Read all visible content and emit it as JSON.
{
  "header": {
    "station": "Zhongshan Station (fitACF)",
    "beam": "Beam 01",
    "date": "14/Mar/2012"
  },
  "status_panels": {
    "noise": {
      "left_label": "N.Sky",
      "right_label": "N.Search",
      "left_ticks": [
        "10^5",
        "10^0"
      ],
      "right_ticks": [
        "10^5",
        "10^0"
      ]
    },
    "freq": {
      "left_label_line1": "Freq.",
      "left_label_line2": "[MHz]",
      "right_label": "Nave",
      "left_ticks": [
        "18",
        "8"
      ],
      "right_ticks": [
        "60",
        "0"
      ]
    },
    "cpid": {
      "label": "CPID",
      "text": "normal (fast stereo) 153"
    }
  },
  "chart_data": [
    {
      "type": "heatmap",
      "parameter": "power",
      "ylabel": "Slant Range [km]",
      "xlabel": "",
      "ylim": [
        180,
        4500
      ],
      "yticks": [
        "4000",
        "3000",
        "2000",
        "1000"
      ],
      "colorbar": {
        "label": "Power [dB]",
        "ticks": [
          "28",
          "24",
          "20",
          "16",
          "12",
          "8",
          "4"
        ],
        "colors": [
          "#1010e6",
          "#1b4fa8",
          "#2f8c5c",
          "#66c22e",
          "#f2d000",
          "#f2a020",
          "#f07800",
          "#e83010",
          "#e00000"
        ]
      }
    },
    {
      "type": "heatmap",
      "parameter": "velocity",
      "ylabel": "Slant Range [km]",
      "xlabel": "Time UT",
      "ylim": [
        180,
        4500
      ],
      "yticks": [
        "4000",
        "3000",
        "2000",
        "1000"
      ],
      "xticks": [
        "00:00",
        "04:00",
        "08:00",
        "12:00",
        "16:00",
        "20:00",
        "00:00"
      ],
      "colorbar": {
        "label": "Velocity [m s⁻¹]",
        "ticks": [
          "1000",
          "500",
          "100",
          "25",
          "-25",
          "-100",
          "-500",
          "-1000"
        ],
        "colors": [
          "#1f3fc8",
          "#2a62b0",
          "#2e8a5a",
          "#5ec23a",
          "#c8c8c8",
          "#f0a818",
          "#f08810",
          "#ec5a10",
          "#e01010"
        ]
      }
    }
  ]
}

====

**The request**
Repeat the entries above exactly, leaving nothing out.

**Output of the exercise**
Read all visible content and emit it as JSON.
{
  "header": {
    "station": "Zhongshan Station (fitACF)",
    "beam": "Beam 01",
    "date": "14/Mar/2012"
  },
  "status_panels": {
    "noise": {
      "left_label": "N.Sky",
      "right_label": "N.Search",
      "left_ticks": [
        "10^5",
        "10^0"
      ],
      "right_ticks": [
        "10^5",
        "10^0"
      ]
    },
    "freq": {
      "left_label_line1": "Freq.",
      "left_label_line2": "[MHz]",
      "right_label": "Nave",
      "left_ticks": [
        "18",
        "8"
      ],
      "right_ticks": [
        "60",
        "0"
      ]
    },
    "cpid": {
      "label": "CPID",
      "text": "normal (fast stereo) 153"
    }
  },
  "chart_data": [
    {
      "type": "heatmap",
      "parameter": "power",
      "ylabel": "Slant Range [km]",
      "xlabel": "",
      "ylim": [
        180,
        4500
      ],
      "yticks": [
        "4000",
        "3000",
        "2000",
        "1000"
      ],
      "colorbar": {
        "label": "Power [dB]",
        "ticks": [
          "28",
          "24",
          "20",
          "16",
          "12",
          "8",
          "4"
        ],
        "colors": [
          "#1010e6",
          "#1b4fa8",
          "#2f8c5c",
          "#66c22e",
          "#f2d000",
          "#f2a020",
          "#f07800",
          "#e83010",
          "#e00000"
        ]
      }
    },
    {
      "type": "heatmap",
      "parameter": "velocity",
      "ylabel": "Slant Range [km]",
      "xlabel": "Time UT",
      "ylim": [
        180,
        4500
      ],
      "yticks": [
        "4000",
        "3000",
        "2000",
        "1000"
      ],
      "xticks": [
        "00:00",
        "04:00",
        "08:00",
        "12:00",
        "16:00",
        "20:00",
        "00:00"
      ],
      "colorbar": {
        "label": "Velocity [m s⁻¹]",
        "ticks": [
          "1000",
          "500",
          "100",
          "25",
          "-25",
          "-100",
          "-500",
          "-1000"
        ],
        "colors": [
          "#1f3fc8",
          "#2a62b0",
          "#2e8a5a",
          "#5ec23a",
          "#c8c8c8",
          "#f0a818",
          "#f08810",
          "#ec5a10",
          "#e01010"
        ]
      }
    }
  ]
}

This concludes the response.